▶ Work instructions: Retype all of the listing exactly, passing over any picture you find.

========================================================================

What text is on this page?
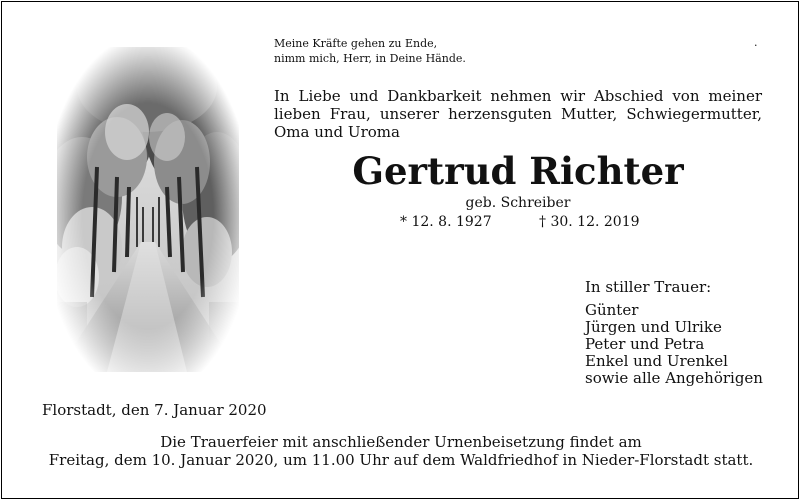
Meine Kräfte gehen zu Ende,
nimm mich, Herr, in Deine Hände.
.
In Liebe und Dankbarkeit nehmen wir Abschied von meiner lieben Frau, unserer herzensguten Mutter, Schwiegermutter, Oma und Uroma
Gertrud Richter
geb. Schreiber
* 12. 8. 1927	† 30. 12. 2019
In stiller Trauer:
Günter
Jürgen und Ulrike
Peter und Petra
Enkel und Urenkel
sowie alle Angehörigen
Florstadt, den 7. Januar 2020
Die Trauerfeier mit anschließender Urnenbeisetzung findet am
Freitag, dem 10. Januar 2020, um 11.00 Uhr auf dem Waldfriedhof in Nieder-Florstadt statt.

========================================================================

▶ Output below:
What text is on this page?
Meine Kräfte gehen zu Ende,
nimm mich, Herr, in Deine Hände.
.
In Liebe und Dankbarkeit nehmen wir Abschied von meiner lieben Frau, unserer herzensguten Mutter, Schwiegermutter, Oma und Uroma
Gertrud Richter
geb. Schreiber
* 12. 8. 1927	† 30. 12. 2019
In stiller Trauer:
Günter
Jürgen und Ulrike
Peter und Petra
Enkel und Urenkel
sowie alle Angehörigen
Florstadt, den 7. Januar 2020
Die Trauerfeier mit anschließender Urnenbeisetzung findet am
Freitag, dem 10. Januar 2020, um 11.00 Uhr auf dem Waldfriedhof in Nieder-Florstadt statt.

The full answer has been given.